> _Instruction_
Find each line containing the string "ILICITAS". Copy it.

Dataset items:

######

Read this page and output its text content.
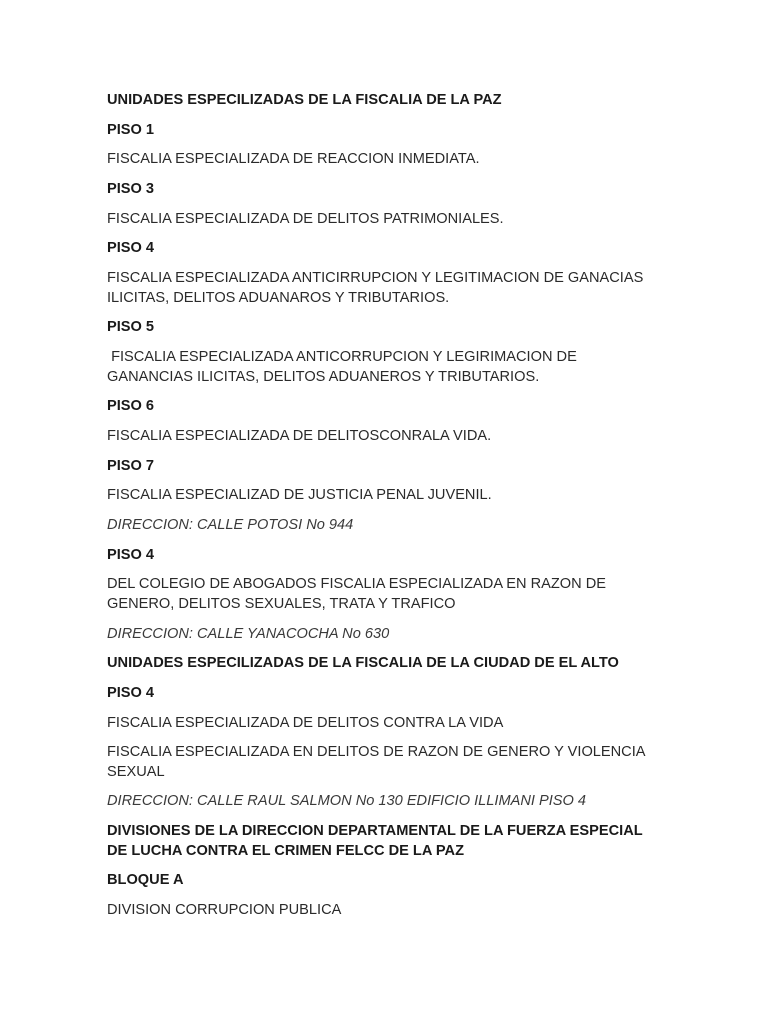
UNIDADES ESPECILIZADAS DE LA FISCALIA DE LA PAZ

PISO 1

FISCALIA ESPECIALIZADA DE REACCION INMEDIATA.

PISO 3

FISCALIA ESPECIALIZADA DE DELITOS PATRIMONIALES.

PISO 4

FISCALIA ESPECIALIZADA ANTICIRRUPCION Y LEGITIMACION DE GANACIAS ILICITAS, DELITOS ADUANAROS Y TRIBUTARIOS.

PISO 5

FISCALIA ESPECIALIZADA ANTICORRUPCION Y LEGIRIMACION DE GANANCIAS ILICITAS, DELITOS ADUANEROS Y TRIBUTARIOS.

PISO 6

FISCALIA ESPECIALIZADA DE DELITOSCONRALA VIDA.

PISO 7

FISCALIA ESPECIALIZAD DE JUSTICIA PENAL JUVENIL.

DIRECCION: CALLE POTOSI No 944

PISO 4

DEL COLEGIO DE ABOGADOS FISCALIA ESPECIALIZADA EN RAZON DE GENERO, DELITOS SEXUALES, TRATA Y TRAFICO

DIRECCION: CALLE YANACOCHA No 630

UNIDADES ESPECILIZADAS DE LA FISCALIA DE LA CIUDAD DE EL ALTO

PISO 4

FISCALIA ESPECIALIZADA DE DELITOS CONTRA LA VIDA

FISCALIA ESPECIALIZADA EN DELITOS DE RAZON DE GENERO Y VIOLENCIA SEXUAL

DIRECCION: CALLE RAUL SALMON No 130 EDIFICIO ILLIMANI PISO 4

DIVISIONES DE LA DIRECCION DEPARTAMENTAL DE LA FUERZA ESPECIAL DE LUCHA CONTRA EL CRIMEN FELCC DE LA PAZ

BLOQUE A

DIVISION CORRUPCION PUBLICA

######

> _Solution for this exercise_
FISCALIA ESPECIALIZADA ANTICIRRUPCION Y LEGITIMACION DE GANACIAS ILICITAS, DELITOS ADUANAROS Y TRIBUTARIOS.
FISCALIA ESPECIALIZADA ANTICORRUPCION Y LEGIRIMACION DE GANANCIAS ILICITAS, DELITOS ADUANEROS Y TRIBUTARIOS.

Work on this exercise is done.